THE INPUT >>
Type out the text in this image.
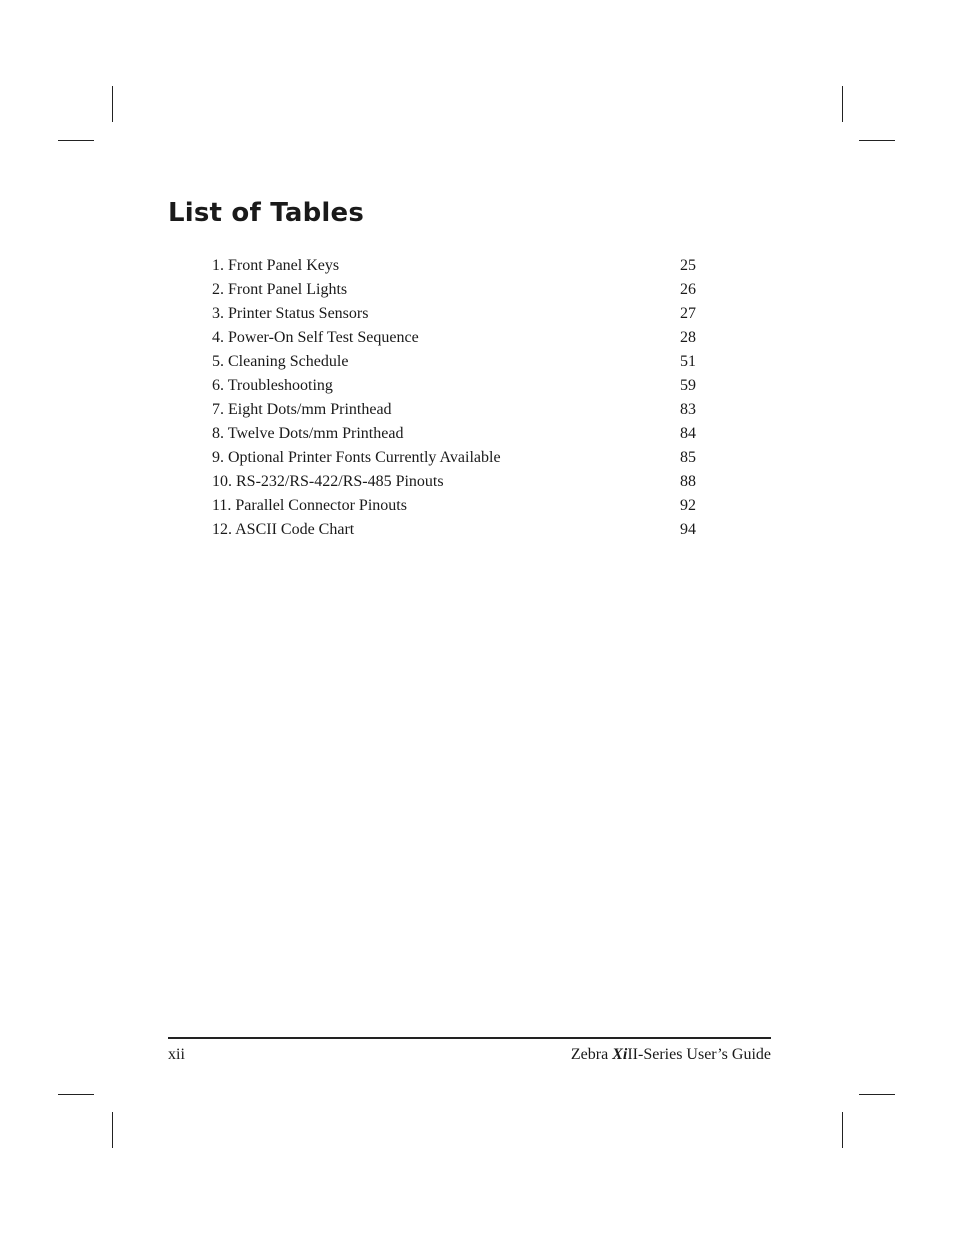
List of Tables
1. Front Panel Keys	25
2. Front Panel Lights	26
3. Printer Status Sensors	27
4. Power-On Self Test Sequence	28
5. Cleaning Schedule	51
6. Troubleshooting	59
7. Eight Dots/mm Printhead	83
8. Twelve Dots/mm Printhead	84
9. Optional Printer Fonts Currently Available	85
10. RS-232/RS-422/RS-485 Pinouts	88
11. Parallel Connector Pinouts	92
12. ASCII Code Chart	94
xii	Zebra XiII-Series User’s Guide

WHAT IS EXPECTED >> Return all of the data exactly as written, and drop the pictures.

THE OUTPUT >>
Type out the text in this image.
List of Tables
1. Front Panel Keys	25
2. Front Panel Lights	26
3. Printer Status Sensors	27
4. Power-On Self Test Sequence	28
5. Cleaning Schedule	51
6. Troubleshooting	59
7. Eight Dots/mm Printhead	83
8. Twelve Dots/mm Printhead	84
9. Optional Printer Fonts Currently Available	85
10. RS-232/RS-422/RS-485 Pinouts	88
11. Parallel Connector Pinouts	92
12. ASCII Code Chart	94
xii	Zebra XiII-Series User’s Guide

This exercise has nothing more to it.